■ Requirement ■
Every entry needs to be printed exactly, please.

■ Material ■
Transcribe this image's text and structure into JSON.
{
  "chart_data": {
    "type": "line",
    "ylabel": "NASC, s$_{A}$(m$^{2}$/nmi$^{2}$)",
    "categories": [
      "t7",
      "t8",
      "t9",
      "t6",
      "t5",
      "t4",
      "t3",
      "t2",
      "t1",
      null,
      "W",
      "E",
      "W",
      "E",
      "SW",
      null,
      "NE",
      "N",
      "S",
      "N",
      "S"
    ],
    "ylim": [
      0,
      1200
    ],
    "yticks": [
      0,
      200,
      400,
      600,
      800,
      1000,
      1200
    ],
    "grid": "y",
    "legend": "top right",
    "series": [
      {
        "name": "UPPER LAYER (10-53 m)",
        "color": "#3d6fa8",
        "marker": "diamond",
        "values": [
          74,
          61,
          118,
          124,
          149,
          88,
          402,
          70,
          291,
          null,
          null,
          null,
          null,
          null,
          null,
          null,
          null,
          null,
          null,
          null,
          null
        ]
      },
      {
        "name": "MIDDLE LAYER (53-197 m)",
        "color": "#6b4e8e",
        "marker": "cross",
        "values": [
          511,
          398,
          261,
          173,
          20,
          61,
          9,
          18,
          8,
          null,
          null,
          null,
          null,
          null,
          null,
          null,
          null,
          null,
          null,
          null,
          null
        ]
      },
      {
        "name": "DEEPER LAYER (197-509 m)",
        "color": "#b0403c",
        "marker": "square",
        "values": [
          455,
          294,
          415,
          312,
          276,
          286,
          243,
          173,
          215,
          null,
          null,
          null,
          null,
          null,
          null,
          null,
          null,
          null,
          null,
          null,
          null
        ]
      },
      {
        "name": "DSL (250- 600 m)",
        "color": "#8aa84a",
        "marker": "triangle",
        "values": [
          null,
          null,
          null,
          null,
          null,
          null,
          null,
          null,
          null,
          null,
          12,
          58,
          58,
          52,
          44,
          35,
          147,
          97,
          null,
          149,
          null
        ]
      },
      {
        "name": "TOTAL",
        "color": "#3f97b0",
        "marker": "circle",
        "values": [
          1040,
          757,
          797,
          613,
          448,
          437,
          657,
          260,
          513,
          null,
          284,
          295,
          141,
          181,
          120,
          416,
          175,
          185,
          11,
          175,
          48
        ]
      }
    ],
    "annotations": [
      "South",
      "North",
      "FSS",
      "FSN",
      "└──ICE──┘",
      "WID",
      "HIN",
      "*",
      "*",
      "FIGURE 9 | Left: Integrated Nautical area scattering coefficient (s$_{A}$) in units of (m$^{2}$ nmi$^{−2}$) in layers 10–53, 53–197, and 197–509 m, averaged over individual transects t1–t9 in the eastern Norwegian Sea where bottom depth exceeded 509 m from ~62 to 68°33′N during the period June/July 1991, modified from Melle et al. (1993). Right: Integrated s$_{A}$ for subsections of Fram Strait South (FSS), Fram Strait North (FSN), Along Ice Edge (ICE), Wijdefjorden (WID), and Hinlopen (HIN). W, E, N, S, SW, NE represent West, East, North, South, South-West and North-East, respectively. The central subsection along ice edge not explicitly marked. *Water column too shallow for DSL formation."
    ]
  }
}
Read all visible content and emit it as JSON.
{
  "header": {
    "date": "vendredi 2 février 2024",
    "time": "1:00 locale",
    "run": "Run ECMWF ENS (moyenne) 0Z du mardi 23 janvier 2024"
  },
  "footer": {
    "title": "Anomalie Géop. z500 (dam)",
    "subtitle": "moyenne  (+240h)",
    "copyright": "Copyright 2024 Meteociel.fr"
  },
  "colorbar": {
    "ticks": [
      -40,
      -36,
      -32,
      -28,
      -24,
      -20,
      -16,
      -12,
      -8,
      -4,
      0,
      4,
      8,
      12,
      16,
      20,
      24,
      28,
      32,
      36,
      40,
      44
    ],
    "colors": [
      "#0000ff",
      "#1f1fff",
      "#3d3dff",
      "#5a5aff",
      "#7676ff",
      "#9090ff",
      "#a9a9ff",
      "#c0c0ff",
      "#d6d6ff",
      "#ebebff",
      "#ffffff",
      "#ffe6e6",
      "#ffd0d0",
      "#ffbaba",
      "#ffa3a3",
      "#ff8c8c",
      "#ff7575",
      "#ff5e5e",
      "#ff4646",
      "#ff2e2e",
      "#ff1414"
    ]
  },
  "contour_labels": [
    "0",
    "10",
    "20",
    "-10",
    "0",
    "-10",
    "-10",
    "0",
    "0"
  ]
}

■ Exercise output ■
Transcribe this image's text and structure into JSON.
{
  "chart_data": {
    "type": "line",
    "ylabel": "NASC, s$_{A}$(m$^{2}$/nmi$^{2}$)",
    "categories": [
      "t7",
      "t8",
      "t9",
      "t6",
      "t5",
      "t4",
      "t3",
      "t2",
      "t1",
      null,
      "W",
      "E",
      "W",
      "E",
      "SW",
      null,
      "NE",
      "N",
      "S",
      "N",
      "S"
    ],
    "ylim": [
      0,
      1200
    ],
    "yticks": [
      0,
      200,
      400,
      600,
      800,
      1000,
      1200
    ],
    "grid": "y",
    "legend": "top right",
    "series": [
      {
        "name": "UPPER LAYER (10-53 m)",
        "color": "#3d6fa8",
        "marker": "diamond",
        "values": [
          74,
          61,
          118,
          124,
          149,
          88,
          402,
          70,
          291,
          null,
          null,
          null,
          null,
          null,
          null,
          null,
          null,
          null,
          null,
          null,
          null
        ]
      },
      {
        "name": "MIDDLE LAYER (53-197 m)",
        "color": "#6b4e8e",
        "marker": "cross",
        "values": [
          511,
          398,
          261,
          173,
          20,
          61,
          9,
          18,
          8,
          null,
          null,
          null,
          null,
          null,
          null,
          null,
          null,
          null,
          null,
          null,
          null
        ]
      },
      {
        "name": "DEEPER LAYER (197-509 m)",
        "color": "#b0403c",
        "marker": "square",
        "values": [
          455,
          294,
          415,
          312,
          276,
          286,
          243,
          173,
          215,
          null,
          null,
          null,
          null,
          null,
          null,
          null,
          null,
          null,
          null,
          null,
          null
        ]
      },
      {
        "name": "DSL (250- 600 m)",
        "color": "#8aa84a",
        "marker": "triangle",
        "values": [
          null,
          null,
          null,
          null,
          null,
          null,
          null,
          null,
          null,
          null,
          12,
          58,
          58,
          52,
          44,
          35,
          147,
          97,
          null,
          149,
          null
        ]
      },
      {
        "name": "TOTAL",
        "color": "#3f97b0",
        "marker": "circle",
        "values": [
          1040,
          757,
          797,
          613,
          448,
          437,
          657,
          260,
          513,
          null,
          284,
          295,
          141,
          181,
          120,
          416,
          175,
          185,
          11,
          175,
          48
        ]
      }
    ],
    "annotations": [
      "South",
      "North",
      "FSS",
      "FSN",
      "└──ICE──┘",
      "WID",
      "HIN",
      "*",
      "*",
      "FIGURE 9 | Left: Integrated Nautical area scattering coefficient (s$_{A}$) in units of (m$^{2}$ nmi$^{−2}$) in layers 10–53, 53–197, and 197–509 m, averaged over individual transects t1–t9 in the eastern Norwegian Sea where bottom depth exceeded 509 m from ~62 to 68°33′N during the period June/July 1991, modified from Melle et al. (1993). Right: Integrated s$_{A}$ for subsections of Fram Strait South (FSS), Fram Strait North (FSN), Along Ice Edge (ICE), Wijdefjorden (WID), and Hinlopen (HIN). W, E, N, S, SW, NE represent West, East, North, South, South-West and North-East, respectively. The central subsection along ice edge not explicitly marked. *Water column too shallow for DSL formation."
    ]
  }
}
Read all visible content and emit it as JSON.
{
  "header": {
    "date": "vendredi 2 février 2024",
    "time": "1:00 locale",
    "run": "Run ECMWF ENS (moyenne) 0Z du mardi 23 janvier 2024"
  },
  "footer": {
    "title": "Anomalie Géop. z500 (dam)",
    "subtitle": "moyenne  (+240h)",
    "copyright": "Copyright 2024 Meteociel.fr"
  },
  "colorbar": {
    "ticks": [
      -40,
      -36,
      -32,
      -28,
      -24,
      -20,
      -16,
      -12,
      -8,
      -4,
      0,
      4,
      8,
      12,
      16,
      20,
      24,
      28,
      32,
      36,
      40,
      44
    ],
    "colors": [
      "#0000ff",
      "#1f1fff",
      "#3d3dff",
      "#5a5aff",
      "#7676ff",
      "#9090ff",
      "#a9a9ff",
      "#c0c0ff",
      "#d6d6ff",
      "#ebebff",
      "#ffffff",
      "#ffe6e6",
      "#ffd0d0",
      "#ffbaba",
      "#ffa3a3",
      "#ff8c8c",
      "#ff7575",
      "#ff5e5e",
      "#ff4646",
      "#ff2e2e",
      "#ff1414"
    ]
  },
  "contour_labels": [
    "0",
    "10",
    "20",
    "-10",
    "0",
    "-10",
    "-10",
    "0",
    "0"
  ]
}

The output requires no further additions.